■ Supplied text:
----------
March 29, 2007 (pdf)

We have lots of stuff on Iran from many of our favorites. First David Warren from Ottawa Citizen.

Then Gerard Baker from Times, UK.

This weekend, Britain will mark the 25th anniversary of the start of the Falklands War, when Argentine forces invaded the small group of British islands in the South Atlantic, 1,500 miles off the coast of Argentina.
It was inevitable, given the coincidence of timing and the circumstances, that comparisons would be drawn between that conflict, which ended in a triumphant recovery of the islands by UK forces two months later, and the humiliation heaped on Britain in the last week by the seizure of 15 British sailors in the waters near the Persian Gulf. …

Mark Steyn, although in Chicago for the Conrad Black trial, provided some entertaining Corner posts.

… Back at the start of Jimmy Carter’s hostage fiasco, I think it was Andrei Gromyko who remarked that, if the students had pulled the same stunt at the Soviet embassy, Tehran would have been a crater by lunchtime. The Iranians believed him so he never had to do it (though, as Chechnya indicates, the Russians are generally prepared to walk the walk crater-wise). …

… Further to my Gromyko reminiscence above, I’ve been getting a lot of sneery e-mails like this:
So, the wise course would have been to bomb Teheran in 1979? What is the wise course today? Turning Teheran into a crater?
You’re missing the point. Because Gromyko credibly threatened to turn Teheran into a crater, he didn’t have to. That’s how deterrence works. …

Austin Bay provides a military man’s look.

Power Line and Dean Barnett at Hewitt comment on congress.

Jim Taranto finds a Joe Biden/Chuck Hagel op-ed for WaPo back in 2002. They wrote then we would have to be prepared to be in Iraq for a decade after Saddam fell. You gotta love the internet! It makes it easy to spot the grandstanding cowards. Then Jim writes on the Saudi back stabbing.

We have an item from Der Spiegel that takes Germans to task for their anti-Americanism.
----------
■ Provided data:
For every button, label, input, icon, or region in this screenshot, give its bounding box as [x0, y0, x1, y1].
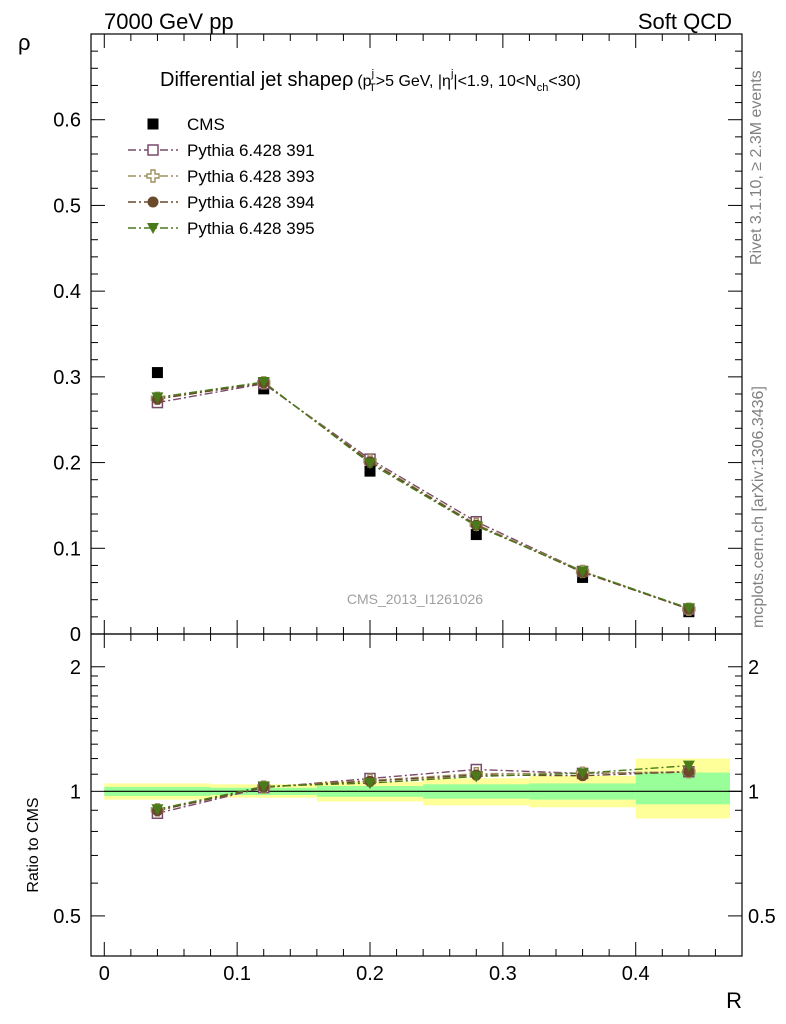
----------
■ Task set:
**1.** Rewrite the Iran roundup from "Power Line and" to "for their anti-Americanism.", substituting "article" for "item".
**2.** Proceed with the Iran roundup, picking up right after its last sentence.
The listing is separate material and has no connection to the Iran roundup.

■ Expected outputs:
**1.**
Power Line and Dean Barnett at Hewitt comment on congress.

Jim Taranto finds a Joe Biden/Chuck Hagel op-ed for WaPo back in 2002. They wrote then we would have to be prepared to be in Iraq for a decade after Saddam fell. You gotta love the internet! It makes it easy to spot the grandstanding cowards. Then Jim writes on the Saudi back stabbing.

We have an article from Der Spiegel that takes Germans to task for their anti-Americanism.

**2.**
Daniel Jonah Goldhagen, the American historian who in his 1996 book “Hitler’s Willing Executioners” deprived the Germans of the belief that they didn’t know what was going on back in the day, is currently studying the history of genocides in the 20th century. One of the things he has noticed is that the politicians or military leaders who planned genocides and had them carried out rarely concealed their intentions in advance. Whether the victims were Hereros, Armenians, kulaks, Jews or later Bosnians, the perpetrators generally believed that they were justified and had no reason to hide their murderous intentions.
Today, when Iranian President Mahmoud Ahmadinejad talks about a world without Israel while dreaming of an atom bomb, it seems obvious that we — as Germans of all people — should be putting two and two together. Why shouldn’t Ahmadinejad mean what he says? But we Germans only know what we believe.
The Americans are more dangerous than the ayatollahs? Perhaps the Americans should take the Germans at their word for a change. It’s high time for a new round of re-education. The last one obviously didn’t do the job

Debra Saunders writes on the congressional dems.

Not to be overlooked is Mugabe’s latest stunt. The Captain with the details.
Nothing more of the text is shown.